* [Task to complete]
Repeat word for word the line with "What text is on this page?" and every line after it until the records below run out.
* * *
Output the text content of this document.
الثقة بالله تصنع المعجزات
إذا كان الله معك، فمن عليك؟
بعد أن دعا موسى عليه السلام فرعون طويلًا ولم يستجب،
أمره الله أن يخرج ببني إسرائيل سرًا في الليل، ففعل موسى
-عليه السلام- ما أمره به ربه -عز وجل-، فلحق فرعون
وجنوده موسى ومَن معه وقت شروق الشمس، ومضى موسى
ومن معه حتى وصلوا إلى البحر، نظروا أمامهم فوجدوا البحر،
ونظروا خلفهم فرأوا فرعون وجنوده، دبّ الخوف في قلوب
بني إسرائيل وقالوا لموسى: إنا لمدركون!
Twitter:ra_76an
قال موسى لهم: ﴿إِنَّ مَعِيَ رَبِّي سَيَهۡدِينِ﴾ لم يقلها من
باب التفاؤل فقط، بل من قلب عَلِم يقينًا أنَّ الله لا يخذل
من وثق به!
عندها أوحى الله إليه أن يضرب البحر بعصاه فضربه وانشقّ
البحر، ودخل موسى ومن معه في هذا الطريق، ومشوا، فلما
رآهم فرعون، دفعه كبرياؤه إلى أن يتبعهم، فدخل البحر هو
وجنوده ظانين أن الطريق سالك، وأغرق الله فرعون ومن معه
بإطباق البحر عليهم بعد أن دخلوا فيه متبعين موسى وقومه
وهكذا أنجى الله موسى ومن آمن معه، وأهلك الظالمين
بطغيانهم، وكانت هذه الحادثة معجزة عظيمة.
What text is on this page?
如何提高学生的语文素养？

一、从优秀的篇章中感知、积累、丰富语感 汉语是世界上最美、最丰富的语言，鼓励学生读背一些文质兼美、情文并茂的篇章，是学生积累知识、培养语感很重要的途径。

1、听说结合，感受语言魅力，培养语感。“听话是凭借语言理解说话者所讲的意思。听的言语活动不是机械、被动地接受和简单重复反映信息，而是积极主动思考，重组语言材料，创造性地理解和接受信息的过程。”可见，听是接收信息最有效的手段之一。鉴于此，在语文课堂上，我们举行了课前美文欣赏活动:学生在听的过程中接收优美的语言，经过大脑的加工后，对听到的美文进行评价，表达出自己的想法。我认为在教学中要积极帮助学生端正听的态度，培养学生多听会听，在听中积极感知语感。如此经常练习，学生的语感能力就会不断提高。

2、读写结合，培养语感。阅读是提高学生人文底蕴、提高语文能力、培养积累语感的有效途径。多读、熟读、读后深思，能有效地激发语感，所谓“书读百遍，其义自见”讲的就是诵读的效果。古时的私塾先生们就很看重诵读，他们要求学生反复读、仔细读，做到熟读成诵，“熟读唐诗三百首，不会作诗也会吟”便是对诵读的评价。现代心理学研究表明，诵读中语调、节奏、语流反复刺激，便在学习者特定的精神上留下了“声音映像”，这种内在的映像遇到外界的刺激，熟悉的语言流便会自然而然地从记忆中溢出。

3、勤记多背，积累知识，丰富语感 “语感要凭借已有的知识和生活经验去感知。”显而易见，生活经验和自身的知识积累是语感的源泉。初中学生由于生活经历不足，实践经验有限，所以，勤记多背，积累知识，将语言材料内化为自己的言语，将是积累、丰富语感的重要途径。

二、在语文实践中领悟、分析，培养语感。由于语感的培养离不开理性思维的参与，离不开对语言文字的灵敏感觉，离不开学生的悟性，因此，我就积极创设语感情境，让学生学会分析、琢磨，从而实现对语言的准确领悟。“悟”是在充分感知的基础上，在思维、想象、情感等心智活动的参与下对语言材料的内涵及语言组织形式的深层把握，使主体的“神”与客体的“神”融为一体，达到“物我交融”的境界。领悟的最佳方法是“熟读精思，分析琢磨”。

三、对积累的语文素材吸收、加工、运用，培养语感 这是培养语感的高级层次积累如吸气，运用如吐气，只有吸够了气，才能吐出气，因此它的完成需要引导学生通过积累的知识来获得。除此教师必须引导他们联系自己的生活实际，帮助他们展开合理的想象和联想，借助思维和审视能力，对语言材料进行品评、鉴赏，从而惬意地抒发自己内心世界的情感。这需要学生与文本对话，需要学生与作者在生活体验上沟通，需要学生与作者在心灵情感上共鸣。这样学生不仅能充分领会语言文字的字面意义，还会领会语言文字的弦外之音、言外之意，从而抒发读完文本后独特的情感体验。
* * *
* [Answer to this exercise]
What text is on this page?
如何提高学生的语文素养？

一、从优秀的篇章中感知、积累、丰富语感 汉语是世界上最美、最丰富的语言，鼓励学生读背一些文质兼美、情文并茂的篇章，是学生积累知识、培养语感很重要的途径。

1、听说结合，感受语言魅力，培养语感。“听话是凭借语言理解说话者所讲的意思。听的言语活动不是机械、被动地接受和简单重复反映信息，而是积极主动思考，重组语言材料，创造性地理解和接受信息的过程。”可见，听是接收信息最有效的手段之一。鉴于此，在语文课堂上，我们举行了课前美文欣赏活动:学生在听的过程中接收优美的语言，经过大脑的加工后，对听到的美文进行评价，表达出自己的想法。我认为在教学中要积极帮助学生端正听的态度，培养学生多听会听，在听中积极感知语感。如此经常练习，学生的语感能力就会不断提高。

2、读写结合，培养语感。阅读是提高学生人文底蕴、提高语文能力、培养积累语感的有效途径。多读、熟读、读后深思，能有效地激发语感，所谓“书读百遍，其义自见”讲的就是诵读的效果。古时的私塾先生们就很看重诵读，他们要求学生反复读、仔细读，做到熟读成诵，“熟读唐诗三百首，不会作诗也会吟”便是对诵读的评价。现代心理学研究表明，诵读中语调、节奏、语流反复刺激，便在学习者特定的精神上留下了“声音映像”，这种内在的映像遇到外界的刺激，熟悉的语言流便会自然而然地从记忆中溢出。

3、勤记多背，积累知识，丰富语感 “语感要凭借已有的知识和生活经验去感知。”显而易见，生活经验和自身的知识积累是语感的源泉。初中学生由于生活经历不足，实践经验有限，所以，勤记多背，积累知识，将语言材料内化为自己的言语，将是积累、丰富语感的重要途径。

二、在语文实践中领悟、分析，培养语感。由于语感的培养离不开理性思维的参与，离不开对语言文字的灵敏感觉，离不开学生的悟性，因此，我就积极创设语感情境，让学生学会分析、琢磨，从而实现对语言的准确领悟。“悟”是在充分感知的基础上，在思维、想象、情感等心智活动的参与下对语言材料的内涵及语言组织形式的深层把握，使主体的“神”与客体的“神”融为一体，达到“物我交融”的境界。领悟的最佳方法是“熟读精思，分析琢磨”。

三、对积累的语文素材吸收、加工、运用，培养语感 这是培养语感的高级层次积累如吸气，运用如吐气，只有吸够了气，才能吐出气，因此它的完成需要引导学生通过积累的知识来获得。除此教师必须引导他们联系自己的生活实际，帮助他们展开合理的想象和联想，借助思维和审视能力，对语言材料进行品评、鉴赏，从而惬意地抒发自己内心世界的情感。这需要学生与文本对话，需要学生与作者在生活体验上沟通，需要学生与作者在心灵情感上共鸣。这样学生不仅能充分领会语言文字的字面意义，还会领会语言文字的弦外之音、言外之意，从而抒发读完文本后独特的情感体验。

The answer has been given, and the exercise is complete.